→ Passage:
* START *
3.    Country risk factors include—

    (a)    a country identified by sources such as mutual evaluation or detailed assessment reports, as having an effective anti-money laundering and countering terrorism or proliferation financing; and

    (b)    a country identified by credible sources as having a low level of corruption or other criminal activity.

PART II

B. A reporting entity shall take into account the risk factors specified in this Part where the risk of money laundering or terrorism or proliferation financing may be high.

1.    Customer risk factors include—

    (a)    the business relationship conducted in unusual circumstances such as significant unexplained geographic distance between the financial institution and the customer;

    (b)    a non-resident customer;

    (c)    a private banking customer;

    (d)    a legal person or legal arrangement that is a personal asset holding vehicle established for holding assets for investment purposes;

    (e)    a prominent influential person;

    (f)    a customer who originates from a high risk country;

    (g)    a customer that performs a transaction on behalf of another person, whether the identity of such other person is disclosed or not;

    (h)    a company that has nominee shareholders or shares in bearer form;

    (i)    a business that is cash-intensive; and

    (j)    the ownership structure of the company appears unusual or excessively complex given the nature of the company’s business.

2.    Country or geographic risk factors include—

    (a)    countries identified by credible sources, such as mutual evaluation or detailed assessment reports or published follow-up reports, as not having adequate systems for combating money laundering, terrorism or proliferation financing;

    (b)    countries subject to sanctions, embargoes or similar measures issued by the United Nations, Financial Action Task Force or similar international organisation;

    (c)    countries identified by credible sources as having significant levels of corruption or other criminal activity; and

    (d)    countries or geographic areas identified by credible sources as providing funding or support for terrorist activities, or that have designated terrorist organisations operating within their country.
* END *
→ To-do list:
A. Under Part II of the risk factors passage, list every country or geographic risk factor.
B. Reproduce the risk factors passage word for word, from "(f)    a customer who" up to and including "the company’s business.".

(Records from a data collection)
* START *
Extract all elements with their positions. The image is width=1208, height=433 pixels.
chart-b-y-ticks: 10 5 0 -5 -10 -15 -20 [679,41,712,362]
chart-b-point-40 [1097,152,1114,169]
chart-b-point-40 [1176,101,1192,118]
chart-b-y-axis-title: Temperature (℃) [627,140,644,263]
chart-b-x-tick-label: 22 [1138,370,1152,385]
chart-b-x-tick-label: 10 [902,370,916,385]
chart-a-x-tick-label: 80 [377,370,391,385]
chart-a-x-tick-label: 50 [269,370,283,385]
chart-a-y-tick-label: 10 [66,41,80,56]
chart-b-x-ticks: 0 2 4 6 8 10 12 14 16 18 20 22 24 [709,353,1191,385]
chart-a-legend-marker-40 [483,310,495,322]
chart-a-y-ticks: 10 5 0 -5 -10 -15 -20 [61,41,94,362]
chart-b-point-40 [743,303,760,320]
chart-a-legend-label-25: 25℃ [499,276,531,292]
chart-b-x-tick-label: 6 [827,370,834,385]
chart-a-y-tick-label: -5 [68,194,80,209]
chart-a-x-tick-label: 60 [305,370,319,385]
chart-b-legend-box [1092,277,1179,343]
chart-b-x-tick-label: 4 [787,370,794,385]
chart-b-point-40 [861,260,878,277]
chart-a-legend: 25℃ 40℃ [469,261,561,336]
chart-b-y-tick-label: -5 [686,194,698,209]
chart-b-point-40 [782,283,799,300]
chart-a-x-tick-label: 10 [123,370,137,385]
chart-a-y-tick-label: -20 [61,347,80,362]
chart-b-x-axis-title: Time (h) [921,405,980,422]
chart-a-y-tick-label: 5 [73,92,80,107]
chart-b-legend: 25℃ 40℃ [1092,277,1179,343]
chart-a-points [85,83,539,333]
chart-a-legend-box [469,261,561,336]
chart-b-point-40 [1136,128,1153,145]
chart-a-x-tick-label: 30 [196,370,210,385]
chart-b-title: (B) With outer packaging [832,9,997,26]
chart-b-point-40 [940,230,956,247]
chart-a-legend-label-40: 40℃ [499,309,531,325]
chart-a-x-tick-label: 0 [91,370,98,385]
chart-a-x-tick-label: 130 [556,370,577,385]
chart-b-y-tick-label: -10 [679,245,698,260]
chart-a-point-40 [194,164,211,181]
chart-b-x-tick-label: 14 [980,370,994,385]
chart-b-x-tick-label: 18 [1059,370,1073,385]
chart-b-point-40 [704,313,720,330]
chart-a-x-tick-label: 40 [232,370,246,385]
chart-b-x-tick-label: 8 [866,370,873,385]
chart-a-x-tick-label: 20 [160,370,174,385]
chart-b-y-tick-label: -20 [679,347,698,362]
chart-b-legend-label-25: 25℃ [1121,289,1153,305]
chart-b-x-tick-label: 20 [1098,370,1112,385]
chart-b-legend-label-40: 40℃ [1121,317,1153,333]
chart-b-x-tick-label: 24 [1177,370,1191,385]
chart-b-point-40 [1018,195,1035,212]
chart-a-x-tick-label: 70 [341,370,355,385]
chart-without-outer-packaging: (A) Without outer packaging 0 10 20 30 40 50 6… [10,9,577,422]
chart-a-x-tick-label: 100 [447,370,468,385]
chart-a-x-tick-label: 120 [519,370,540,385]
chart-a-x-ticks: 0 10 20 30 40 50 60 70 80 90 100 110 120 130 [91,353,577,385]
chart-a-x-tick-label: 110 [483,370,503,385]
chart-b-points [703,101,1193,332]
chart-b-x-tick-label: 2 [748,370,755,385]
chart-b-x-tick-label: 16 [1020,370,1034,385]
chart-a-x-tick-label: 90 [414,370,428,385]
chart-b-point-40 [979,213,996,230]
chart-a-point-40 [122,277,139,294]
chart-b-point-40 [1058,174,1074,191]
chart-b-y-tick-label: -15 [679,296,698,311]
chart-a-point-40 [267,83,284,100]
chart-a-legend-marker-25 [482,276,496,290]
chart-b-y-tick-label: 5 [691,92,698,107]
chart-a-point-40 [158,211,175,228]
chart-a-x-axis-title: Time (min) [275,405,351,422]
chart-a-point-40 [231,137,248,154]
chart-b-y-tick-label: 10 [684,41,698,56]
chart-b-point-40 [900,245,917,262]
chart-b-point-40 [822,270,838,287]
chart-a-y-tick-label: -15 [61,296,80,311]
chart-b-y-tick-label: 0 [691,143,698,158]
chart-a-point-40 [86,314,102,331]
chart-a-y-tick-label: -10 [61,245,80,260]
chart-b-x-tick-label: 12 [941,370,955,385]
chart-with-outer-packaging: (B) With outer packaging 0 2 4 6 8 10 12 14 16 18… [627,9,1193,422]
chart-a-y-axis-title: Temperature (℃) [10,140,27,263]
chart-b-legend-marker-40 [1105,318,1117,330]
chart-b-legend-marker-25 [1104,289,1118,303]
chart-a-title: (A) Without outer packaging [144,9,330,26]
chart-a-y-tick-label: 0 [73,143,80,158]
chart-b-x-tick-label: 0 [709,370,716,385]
* END *
→ Outputs:
A.
- Countries identified by credible sources, such as mutual evaluation or detailed assessment reports or published follow-up reports, as not having adequate systems for combating money laundering, terrorism or proliferation financing
- Countries subject to sanctions, embargoes or similar measures issued by the United Nations, Financial Action Task Force or similar international organisation
- Countries identified by credible sources as having significant levels of corruption or other criminal activity
- Countries or geographic areas identified by credible sources as providing funding or support for terrorist activities, or that have designated terrorist organisations operating within their country

B.
(f)    a customer who originates from a high risk country;

    (g)    a customer that performs a transaction on behalf of another person, whether the identity of such other person is disclosed or not;

    (h)    a company that has nominee shareholders or shares in bearer form;

    (i)    a business that is cash-intensive; and

    (j)    the ownership structure of the company appears unusual or excessively complex given the nature of the company’s business.